| REQUIRED WORK |
Make an exact transcription of the material, leaving out all images.

(begin)

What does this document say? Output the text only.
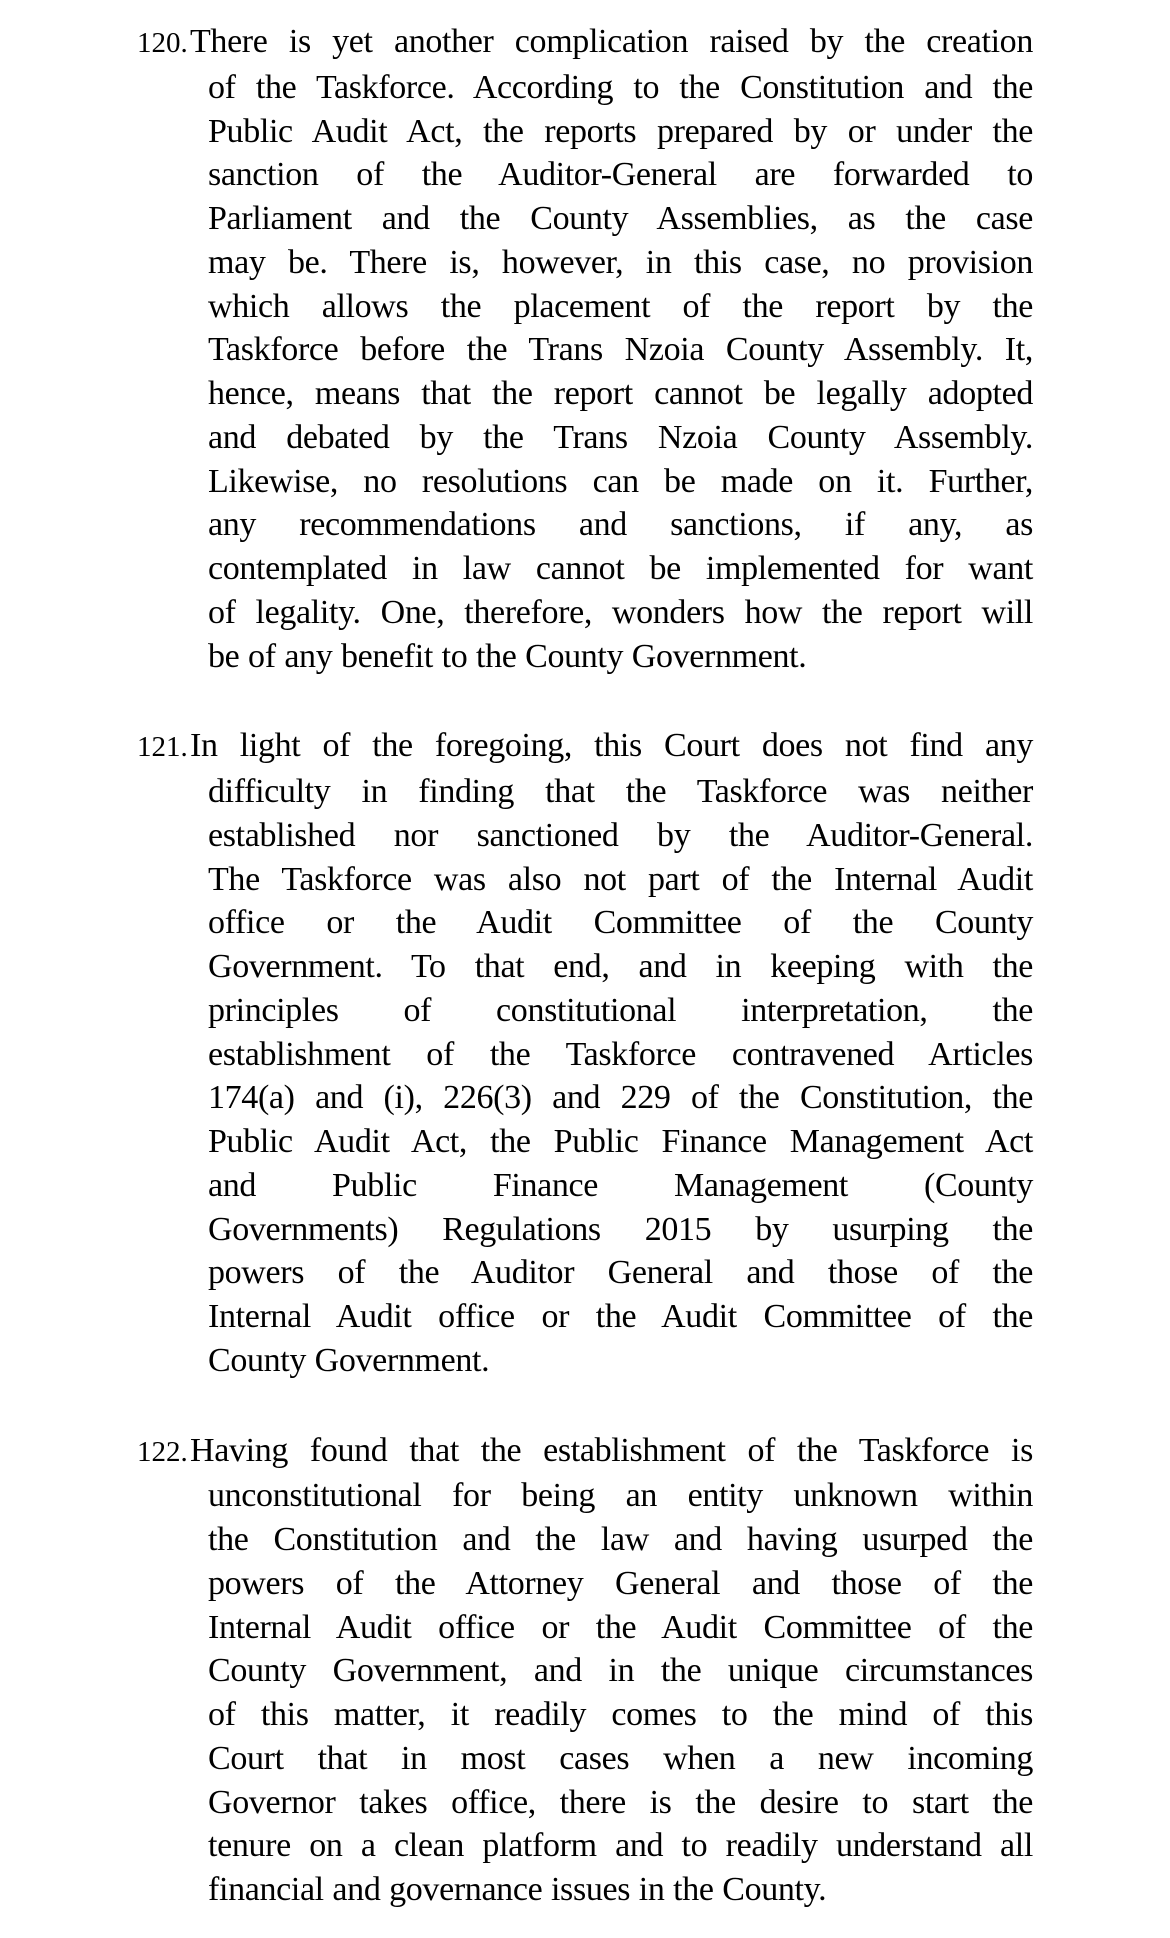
120.There is yet another complication raised by the creation
of the Taskforce. According to the Constitution and the
Public Audit Act, the reports prepared by or under the
sanction of the Auditor-General are forwarded to
Parliament and the County Assemblies, as the case
may be. There is, however, in this case, no provision
which allows the placement of the report by the
Taskforce before the Trans Nzoia County Assembly. It,
hence, means that the report cannot be legally adopted
and debated by the Trans Nzoia County Assembly.
Likewise, no resolutions can be made on it. Further,
any recommendations and sanctions, if any, as
contemplated in law cannot be implemented for want
of legality. One, therefore, wonders how the report will
be of any benefit to the County Government.
121.In light of the foregoing, this Court does not find any
difficulty in finding that the Taskforce was neither
established nor sanctioned by the Auditor-General.
The Taskforce was also not part of the Internal Audit
office or the Audit Committee of the County
Government. To that end, and in keeping with the
principles of constitutional interpretation, the
establishment of the Taskforce contravened Articles
174(a) and (i), 226(3) and 229 of the Constitution, the
Public Audit Act, the Public Finance Management Act
and Public Finance Management (County
Governments) Regulations 2015 by usurping the
powers of the Auditor General and those of the
Internal Audit office or the Audit Committee of the
County Government.
122.Having found that the establishment of the Taskforce is
unconstitutional for being an entity unknown within
the Constitution and the law and having usurped the
powers of the Attorney General and those of the
Internal Audit office or the Audit Committee of the
County Government, and in the unique circumstances
of this matter, it readily comes to the mind of this
Court that in most cases when a new incoming
Governor takes office, there is the desire to start the
tenure on a clean platform and to readily understand all
financial and governance issues in the County.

(end)

| REPLY |
What does this document say? Output the text only.
120.There is yet another complication raised by the creation
of the Taskforce. According to the Constitution and the
Public Audit Act, the reports prepared by or under the
sanction of the Auditor-General are forwarded to
Parliament and the County Assemblies, as the case
may be. There is, however, in this case, no provision
which allows the placement of the report by the
Taskforce before the Trans Nzoia County Assembly. It,
hence, means that the report cannot be legally adopted
and debated by the Trans Nzoia County Assembly.
Likewise, no resolutions can be made on it. Further,
any recommendations and sanctions, if any, as
contemplated in law cannot be implemented for want
of legality. One, therefore, wonders how the report will
be of any benefit to the County Government.
121.In light of the foregoing, this Court does not find any
difficulty in finding that the Taskforce was neither
established nor sanctioned by the Auditor-General.
The Taskforce was also not part of the Internal Audit
office or the Audit Committee of the County
Government. To that end, and in keeping with the
principles of constitutional interpretation, the
establishment of the Taskforce contravened Articles
174(a) and (i), 226(3) and 229 of the Constitution, the
Public Audit Act, the Public Finance Management Act
and Public Finance Management (County
Governments) Regulations 2015 by usurping the
powers of the Auditor General and those of the
Internal Audit office or the Audit Committee of the
County Government.
122.Having found that the establishment of the Taskforce is
unconstitutional for being an entity unknown within
the Constitution and the law and having usurped the
powers of the Attorney General and those of the
Internal Audit office or the Audit Committee of the
County Government, and in the unique circumstances
of this matter, it readily comes to the mind of this
Court that in most cases when a new incoming
Governor takes office, there is the desire to start the
tenure on a clean platform and to readily understand all
financial and governance issues in the County.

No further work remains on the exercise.